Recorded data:

★ ★ ★ ★ ★

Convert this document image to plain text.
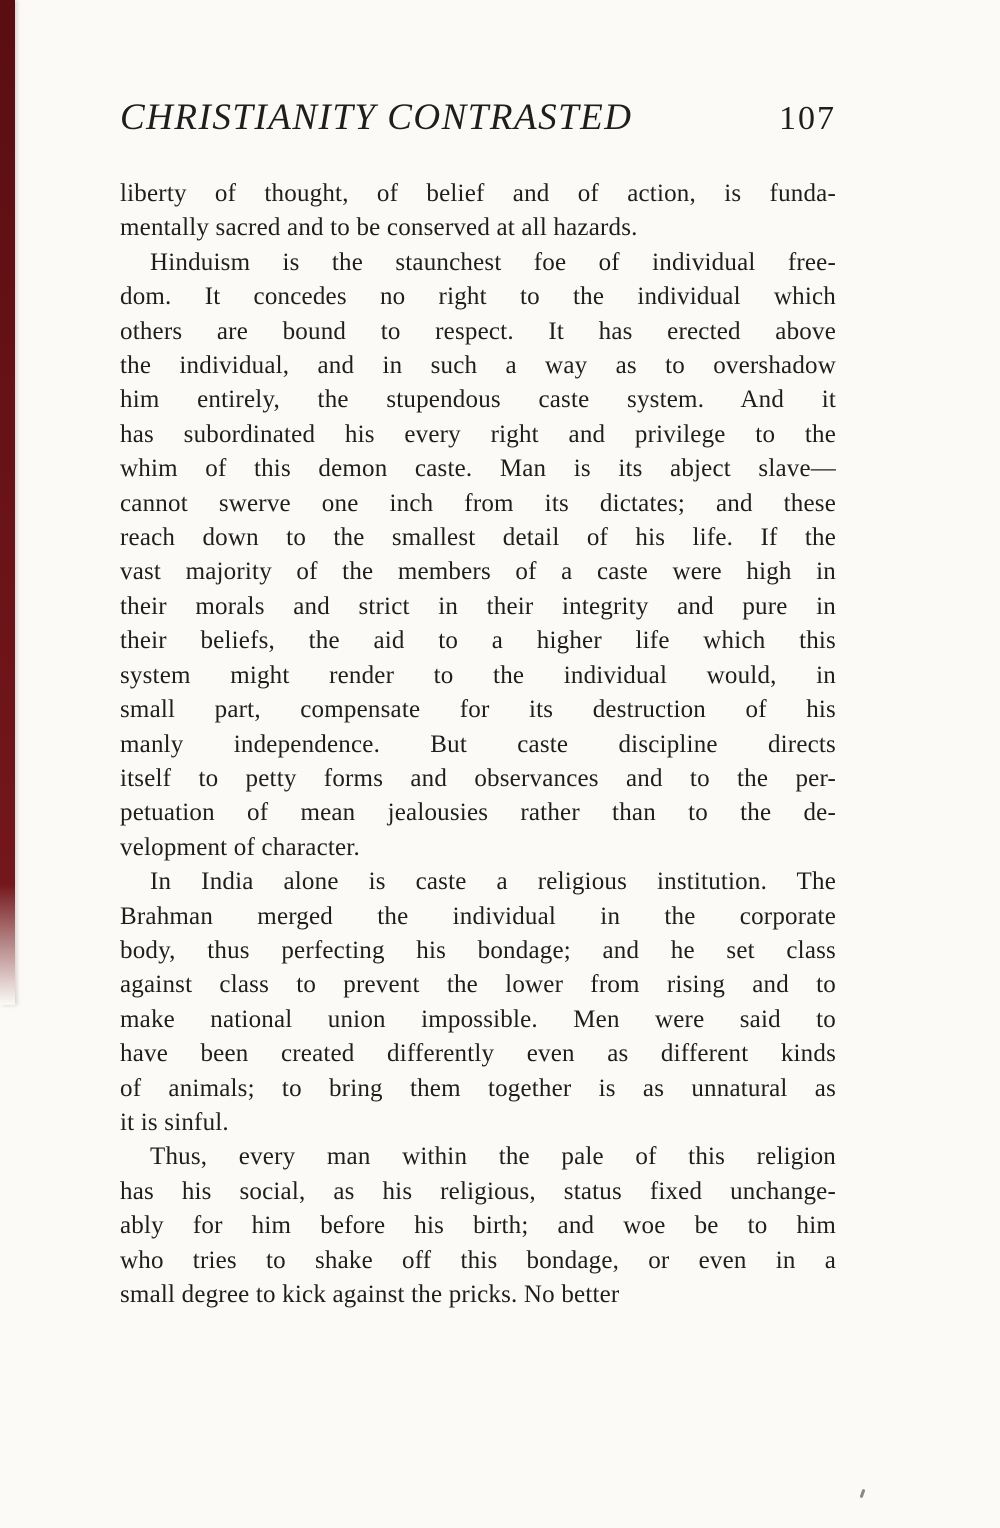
CHRISTIANITY CONTRASTED	107
liberty of thought, of belief and of action, is funda-
mentally sacred and to be conserved at all hazards.
Hinduism is the staunchest foe of individual free-
dom. It concedes no right to the individual which
others are bound to respect. It has erected above
the individual, and in such a way as to overshadow
him entirely, the stupendous caste system. And it
has subordinated his every right and privilege to the
whim of this demon caste. Man is its abject slave—
cannot swerve one inch from its dictates; and these
reach down to the smallest detail of his life. If the
vast majority of the members of a caste were high in
their morals and strict in their integrity and pure in
their beliefs, the aid to a higher life which this
system might render to the individual would, in
small part, compensate for its destruction of his
manly independence. But caste discipline directs
itself to petty forms and observances and to the per-
petuation of mean jealousies rather than to the de-
velopment of character.
In India alone is caste a religious institution. The
Brahman merged the individual in the corporate
body, thus perfecting his bondage; and he set class
against class to prevent the lower from rising and to
make national union impossible. Men were said to
have been created differently even as different kinds
of animals; to bring them together is as unnatural as
it is sinful.
Thus, every man within the pale of this religion
has his social, as his religious, status fixed unchange-
ably for him before his birth; and woe be to him
who tries to shake off this bondage, or even in a
small degree to kick against the pricks. No better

★ ★ ★ ★ ★

What is required: The pictures in the entries should be left out; output everything else exactly.

Written response:
Convert this document image to plain text.
CHRISTIANITY CONTRASTED	107
liberty of thought, of belief and of action, is funda-
mentally sacred and to be conserved at all hazards.
Hinduism is the staunchest foe of individual free-
dom. It concedes no right to the individual which
others are bound to respect. It has erected above
the individual, and in such a way as to overshadow
him entirely, the stupendous caste system. And it
has subordinated his every right and privilege to the
whim of this demon caste. Man is its abject slave—
cannot swerve one inch from its dictates; and these
reach down to the smallest detail of his life. If the
vast majority of the members of a caste were high in
their morals and strict in their integrity and pure in
their beliefs, the aid to a higher life which this
system might render to the individual would, in
small part, compensate for its destruction of his
manly independence. But caste discipline directs
itself to petty forms and observances and to the per-
petuation of mean jealousies rather than to the de-
velopment of character.
In India alone is caste a religious institution. The
Brahman merged the individual in the corporate
body, thus perfecting his bondage; and he set class
against class to prevent the lower from rising and to
make national union impossible. Men were said to
have been created differently even as different kinds
of animals; to bring them together is as unnatural as
it is sinful.
Thus, every man within the pale of this religion
has his social, as his religious, status fixed unchange-
ably for him before his birth; and woe be to him
who tries to shake off this bondage, or even in a
small degree to kick against the pricks. No better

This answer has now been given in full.